### What you have to do
For each line below that contains the string "مارچ", copy that line.

### Given information
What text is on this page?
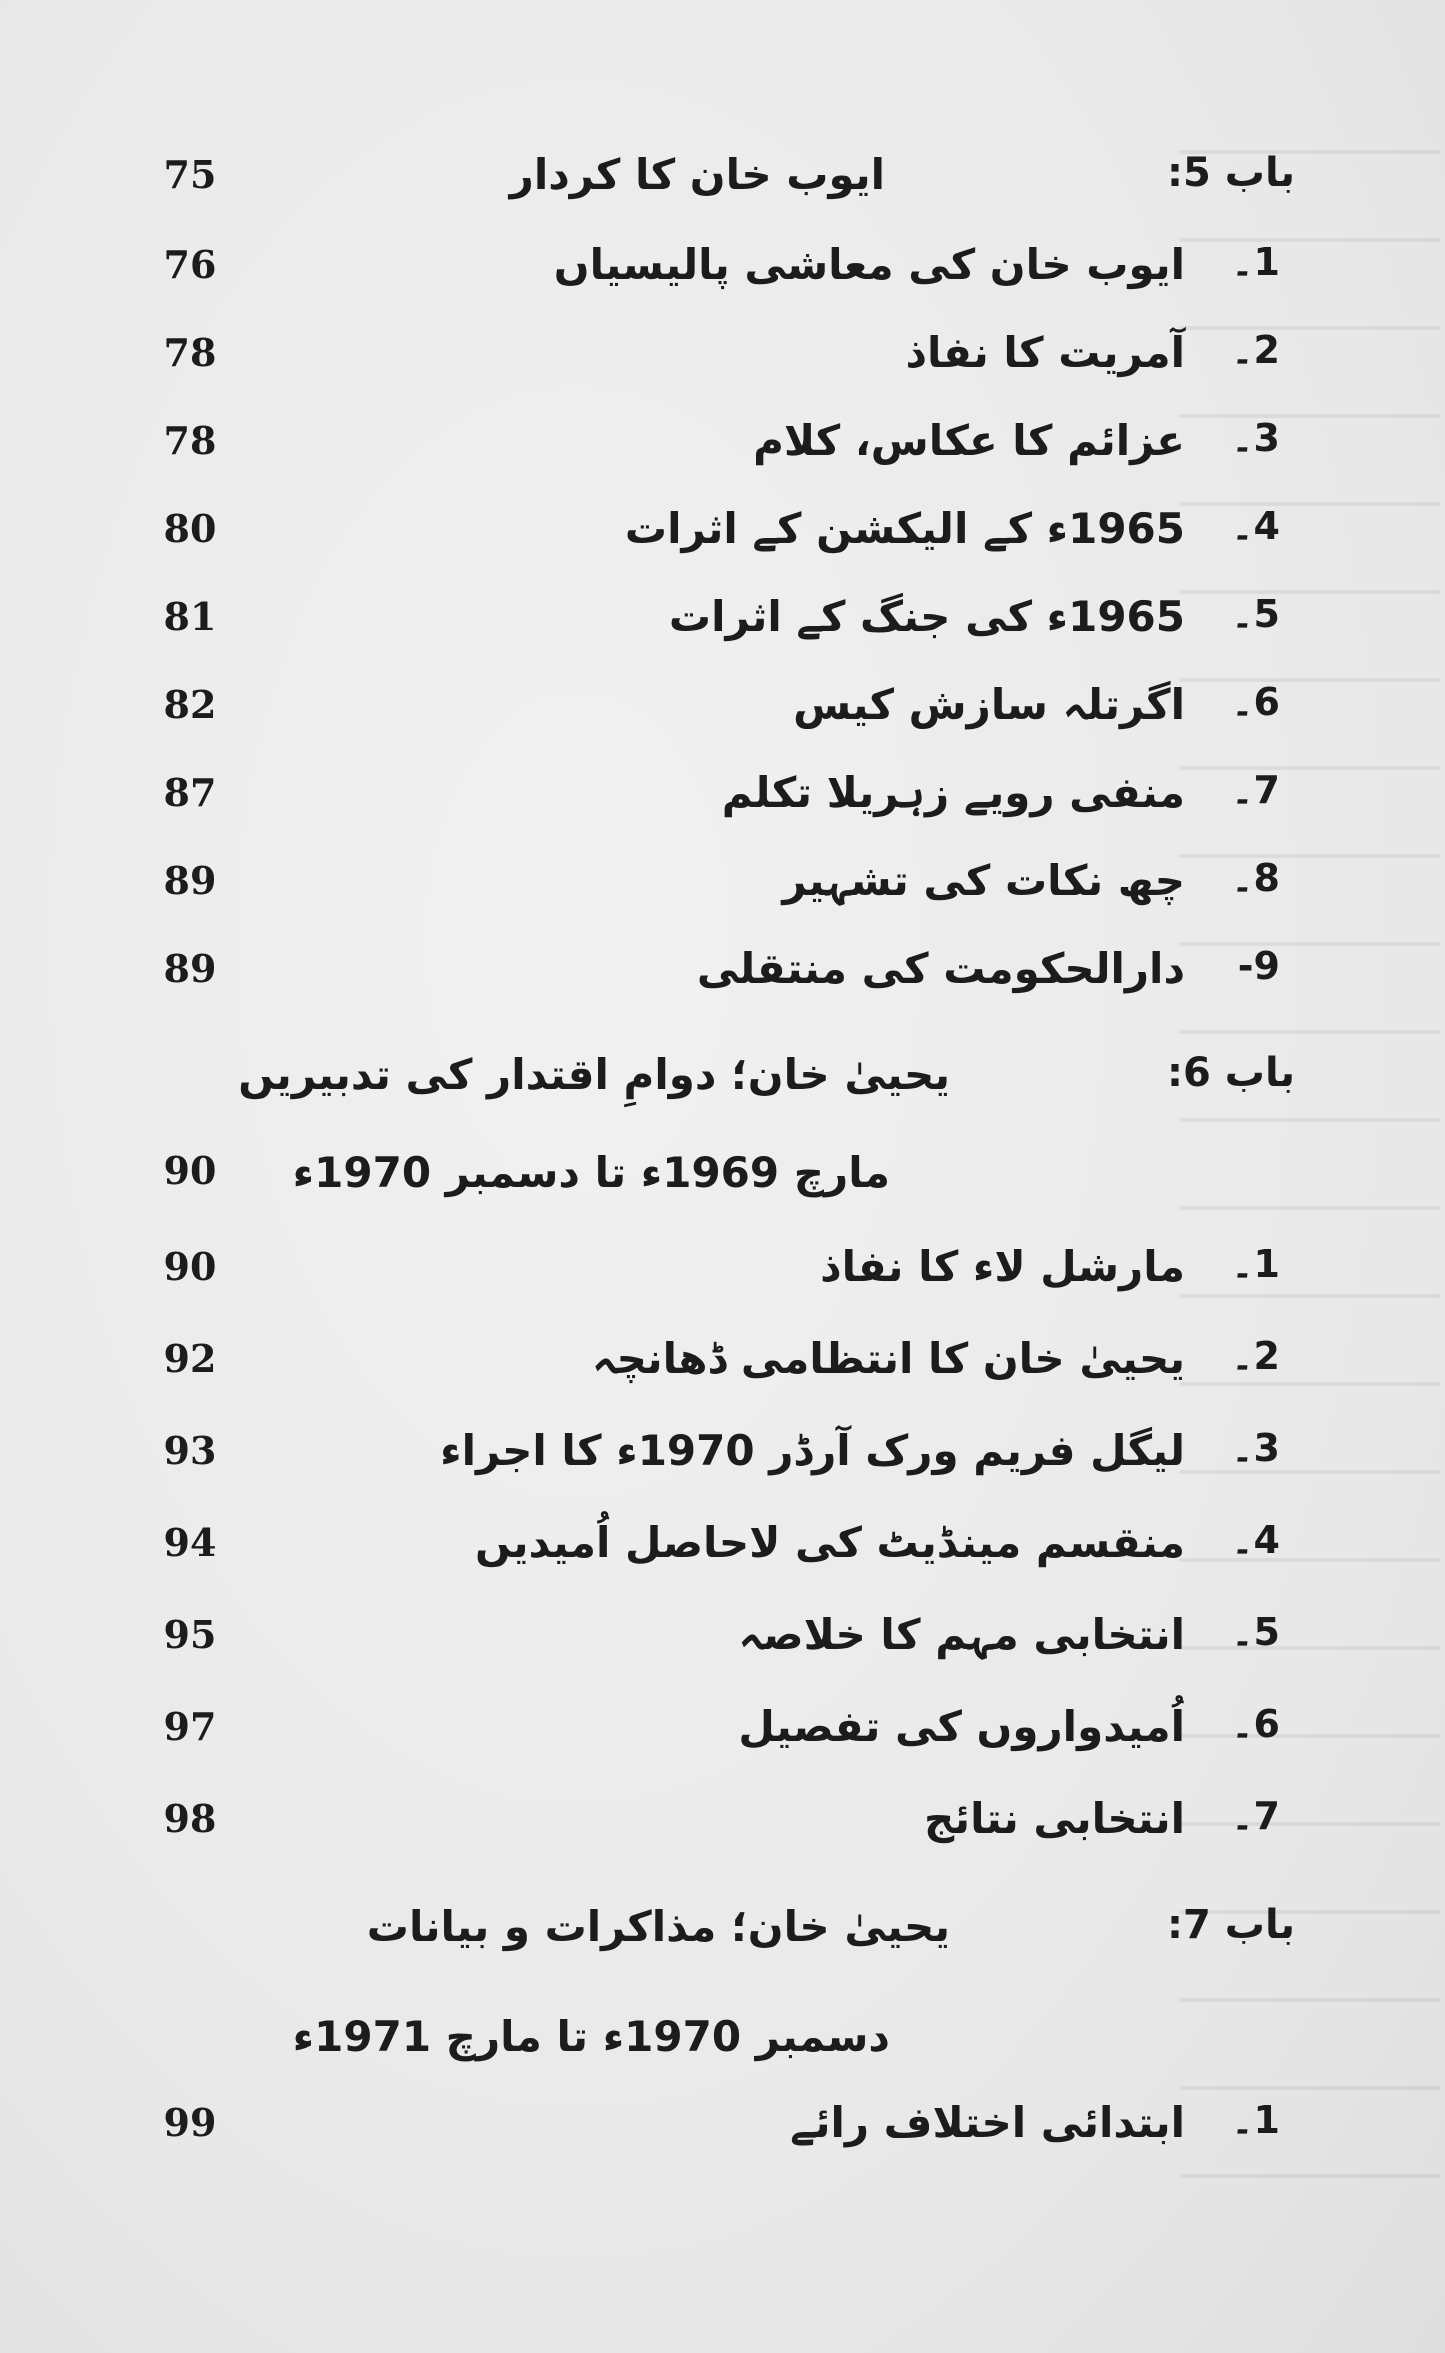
باب 5:
ایوب خان کا کردار
75
1۔
ایوب خان کی معاشی پالیسیاں
76
2۔
آمریت کا نفاذ
78
3۔
عزائم کا عکاس، کلام
78
4۔
1965ء کے الیکشن کے اثرات
80
5۔
1965ء کی جنگ کے اثرات
81
6۔
اگرتلہ سازش کیس
82
7۔
منفی رویے زہریلا تکلم
87
8۔
چھ نکات کی تشہیر
89
9-
دارالحکومت کی منتقلی
89
باب 6:
یحییٰ خان؛ دوامِ اقتدار کی تدبیریں
مارچ 1969ء تا دسمبر 1970ء
90
1۔
مارشل لاء کا نفاذ
90
2۔
یحییٰ خان کا انتظامی ڈھانچہ
92
3۔
لیگل فریم ورک آرڈر 1970ء کا اجراء
93
4۔
منقسم مینڈیٹ کی لاحاصل اُمیدیں
94
5۔
انتخابی مہم کا خلاصہ
95
6۔
اُمیدواروں کی تفصیل
97
7۔
انتخابی نتائج
98
باب 7:
یحییٰ خان؛ مذاکرات و بیانات
دسمبر 1970ء تا مارچ 1971ء
1۔
ابتدائی اختلاف رائے
99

### Written reply
مارچ 1969ء تا دسمبر 1970ء
دسمبر 1970ء تا مارچ 1971ء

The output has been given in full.